(Data entries)
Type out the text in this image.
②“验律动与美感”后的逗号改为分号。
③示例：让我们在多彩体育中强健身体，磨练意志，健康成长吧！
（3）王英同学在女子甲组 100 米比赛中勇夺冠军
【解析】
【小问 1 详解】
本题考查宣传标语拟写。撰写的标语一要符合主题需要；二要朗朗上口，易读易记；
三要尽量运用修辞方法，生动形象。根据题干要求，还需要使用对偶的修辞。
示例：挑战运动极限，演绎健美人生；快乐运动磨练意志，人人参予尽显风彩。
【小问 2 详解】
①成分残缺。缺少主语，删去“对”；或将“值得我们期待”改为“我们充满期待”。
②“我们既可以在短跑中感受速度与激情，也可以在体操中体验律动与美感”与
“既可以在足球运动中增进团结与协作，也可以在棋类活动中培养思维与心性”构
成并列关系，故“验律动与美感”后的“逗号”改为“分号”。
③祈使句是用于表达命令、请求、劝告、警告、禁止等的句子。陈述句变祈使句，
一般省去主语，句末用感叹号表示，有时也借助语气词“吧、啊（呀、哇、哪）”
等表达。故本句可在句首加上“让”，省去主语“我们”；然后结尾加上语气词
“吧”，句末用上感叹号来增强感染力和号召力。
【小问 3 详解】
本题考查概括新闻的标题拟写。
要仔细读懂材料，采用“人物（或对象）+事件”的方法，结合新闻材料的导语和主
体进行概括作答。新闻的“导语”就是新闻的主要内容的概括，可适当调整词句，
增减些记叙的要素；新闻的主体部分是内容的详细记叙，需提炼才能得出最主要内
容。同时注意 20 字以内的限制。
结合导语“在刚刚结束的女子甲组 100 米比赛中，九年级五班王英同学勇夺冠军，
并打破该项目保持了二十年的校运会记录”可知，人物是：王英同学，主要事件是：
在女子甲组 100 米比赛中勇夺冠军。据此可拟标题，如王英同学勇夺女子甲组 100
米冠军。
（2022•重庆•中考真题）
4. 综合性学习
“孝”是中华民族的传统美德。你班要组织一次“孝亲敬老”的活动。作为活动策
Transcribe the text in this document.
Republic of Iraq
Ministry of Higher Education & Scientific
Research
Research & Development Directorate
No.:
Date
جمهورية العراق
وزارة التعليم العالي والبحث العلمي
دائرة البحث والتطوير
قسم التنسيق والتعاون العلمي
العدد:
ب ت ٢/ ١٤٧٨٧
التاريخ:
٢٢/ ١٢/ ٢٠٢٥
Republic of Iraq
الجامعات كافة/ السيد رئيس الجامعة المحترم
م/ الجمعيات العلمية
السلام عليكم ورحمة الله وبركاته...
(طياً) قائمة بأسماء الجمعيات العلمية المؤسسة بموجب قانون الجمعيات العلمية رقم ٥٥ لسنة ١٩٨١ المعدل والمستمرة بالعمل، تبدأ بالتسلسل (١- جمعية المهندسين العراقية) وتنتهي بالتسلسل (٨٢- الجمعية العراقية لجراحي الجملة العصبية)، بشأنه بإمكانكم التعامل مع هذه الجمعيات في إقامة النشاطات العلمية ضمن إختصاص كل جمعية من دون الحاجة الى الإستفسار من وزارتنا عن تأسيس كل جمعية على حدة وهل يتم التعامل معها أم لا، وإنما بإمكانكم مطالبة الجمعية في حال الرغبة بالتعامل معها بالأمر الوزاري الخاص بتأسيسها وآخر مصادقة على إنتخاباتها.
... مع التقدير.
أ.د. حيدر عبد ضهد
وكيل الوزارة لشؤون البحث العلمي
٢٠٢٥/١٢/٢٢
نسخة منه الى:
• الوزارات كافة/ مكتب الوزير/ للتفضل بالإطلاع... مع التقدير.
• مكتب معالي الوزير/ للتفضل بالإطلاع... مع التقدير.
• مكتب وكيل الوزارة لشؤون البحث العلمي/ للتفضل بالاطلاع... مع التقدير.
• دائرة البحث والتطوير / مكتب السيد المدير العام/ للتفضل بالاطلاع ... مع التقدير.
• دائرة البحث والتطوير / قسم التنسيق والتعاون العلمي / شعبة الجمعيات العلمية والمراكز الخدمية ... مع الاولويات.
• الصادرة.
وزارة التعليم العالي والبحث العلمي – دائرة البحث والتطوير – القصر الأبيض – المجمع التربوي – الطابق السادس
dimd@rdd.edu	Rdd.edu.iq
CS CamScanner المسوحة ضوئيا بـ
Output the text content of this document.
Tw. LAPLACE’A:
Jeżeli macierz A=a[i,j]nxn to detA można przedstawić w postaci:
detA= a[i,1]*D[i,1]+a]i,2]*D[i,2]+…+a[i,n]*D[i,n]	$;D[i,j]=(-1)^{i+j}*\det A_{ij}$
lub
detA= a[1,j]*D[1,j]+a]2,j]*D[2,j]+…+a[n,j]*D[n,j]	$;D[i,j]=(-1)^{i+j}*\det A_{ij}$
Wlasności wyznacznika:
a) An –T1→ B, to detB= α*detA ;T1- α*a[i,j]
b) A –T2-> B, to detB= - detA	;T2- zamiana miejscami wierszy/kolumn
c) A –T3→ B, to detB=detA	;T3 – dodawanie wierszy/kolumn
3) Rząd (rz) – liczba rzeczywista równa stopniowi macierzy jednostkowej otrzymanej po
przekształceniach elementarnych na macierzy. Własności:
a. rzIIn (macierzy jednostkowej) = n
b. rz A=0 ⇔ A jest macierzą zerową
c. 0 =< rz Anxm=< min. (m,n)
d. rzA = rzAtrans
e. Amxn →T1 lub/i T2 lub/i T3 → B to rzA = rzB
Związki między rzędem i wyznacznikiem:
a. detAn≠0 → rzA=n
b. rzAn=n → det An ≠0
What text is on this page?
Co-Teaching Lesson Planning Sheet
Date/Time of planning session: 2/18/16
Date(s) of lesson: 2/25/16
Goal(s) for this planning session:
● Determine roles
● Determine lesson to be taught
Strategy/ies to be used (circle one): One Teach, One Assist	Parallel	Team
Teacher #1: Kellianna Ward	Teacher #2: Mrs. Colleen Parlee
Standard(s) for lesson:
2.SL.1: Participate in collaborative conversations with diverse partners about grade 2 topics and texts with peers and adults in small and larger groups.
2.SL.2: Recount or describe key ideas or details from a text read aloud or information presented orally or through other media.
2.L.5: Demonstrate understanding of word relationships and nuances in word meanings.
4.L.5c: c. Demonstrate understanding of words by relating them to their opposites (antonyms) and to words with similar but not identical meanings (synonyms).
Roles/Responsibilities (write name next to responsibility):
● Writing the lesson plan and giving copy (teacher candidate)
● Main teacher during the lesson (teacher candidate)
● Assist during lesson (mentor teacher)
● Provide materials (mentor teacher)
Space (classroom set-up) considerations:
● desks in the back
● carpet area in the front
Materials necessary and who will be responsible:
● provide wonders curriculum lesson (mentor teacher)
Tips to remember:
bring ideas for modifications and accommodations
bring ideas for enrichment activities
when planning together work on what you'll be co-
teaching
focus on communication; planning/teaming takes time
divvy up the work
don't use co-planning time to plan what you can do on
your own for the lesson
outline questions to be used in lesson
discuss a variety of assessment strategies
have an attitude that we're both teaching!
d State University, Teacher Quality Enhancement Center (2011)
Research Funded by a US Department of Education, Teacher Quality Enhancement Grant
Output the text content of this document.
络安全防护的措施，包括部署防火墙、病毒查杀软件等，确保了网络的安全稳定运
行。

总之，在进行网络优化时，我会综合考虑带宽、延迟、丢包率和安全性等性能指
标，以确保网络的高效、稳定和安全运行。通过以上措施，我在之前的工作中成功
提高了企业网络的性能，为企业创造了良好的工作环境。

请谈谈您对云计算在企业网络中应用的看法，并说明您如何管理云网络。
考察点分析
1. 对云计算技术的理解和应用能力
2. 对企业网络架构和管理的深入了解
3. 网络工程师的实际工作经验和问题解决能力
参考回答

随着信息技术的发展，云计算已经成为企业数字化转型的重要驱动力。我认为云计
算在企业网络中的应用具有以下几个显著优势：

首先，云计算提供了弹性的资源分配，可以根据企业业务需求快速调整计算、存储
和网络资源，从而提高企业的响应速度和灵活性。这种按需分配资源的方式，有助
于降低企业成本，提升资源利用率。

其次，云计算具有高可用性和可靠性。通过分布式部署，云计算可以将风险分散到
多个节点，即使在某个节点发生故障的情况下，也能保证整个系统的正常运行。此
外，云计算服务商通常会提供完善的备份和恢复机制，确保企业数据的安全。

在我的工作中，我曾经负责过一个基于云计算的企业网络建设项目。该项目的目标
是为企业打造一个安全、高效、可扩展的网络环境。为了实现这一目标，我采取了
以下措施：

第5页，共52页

Problem: For each line in the data above that contains the string "والبحث", extract the line.

Response to this task:
وزارة التعليم العالي والبحث العلمي
وزارة التعليم العالي والبحث العلمي – دائرة البحث والتطوير – القصر الأبيض – المجمع التربوي – الطابق السادس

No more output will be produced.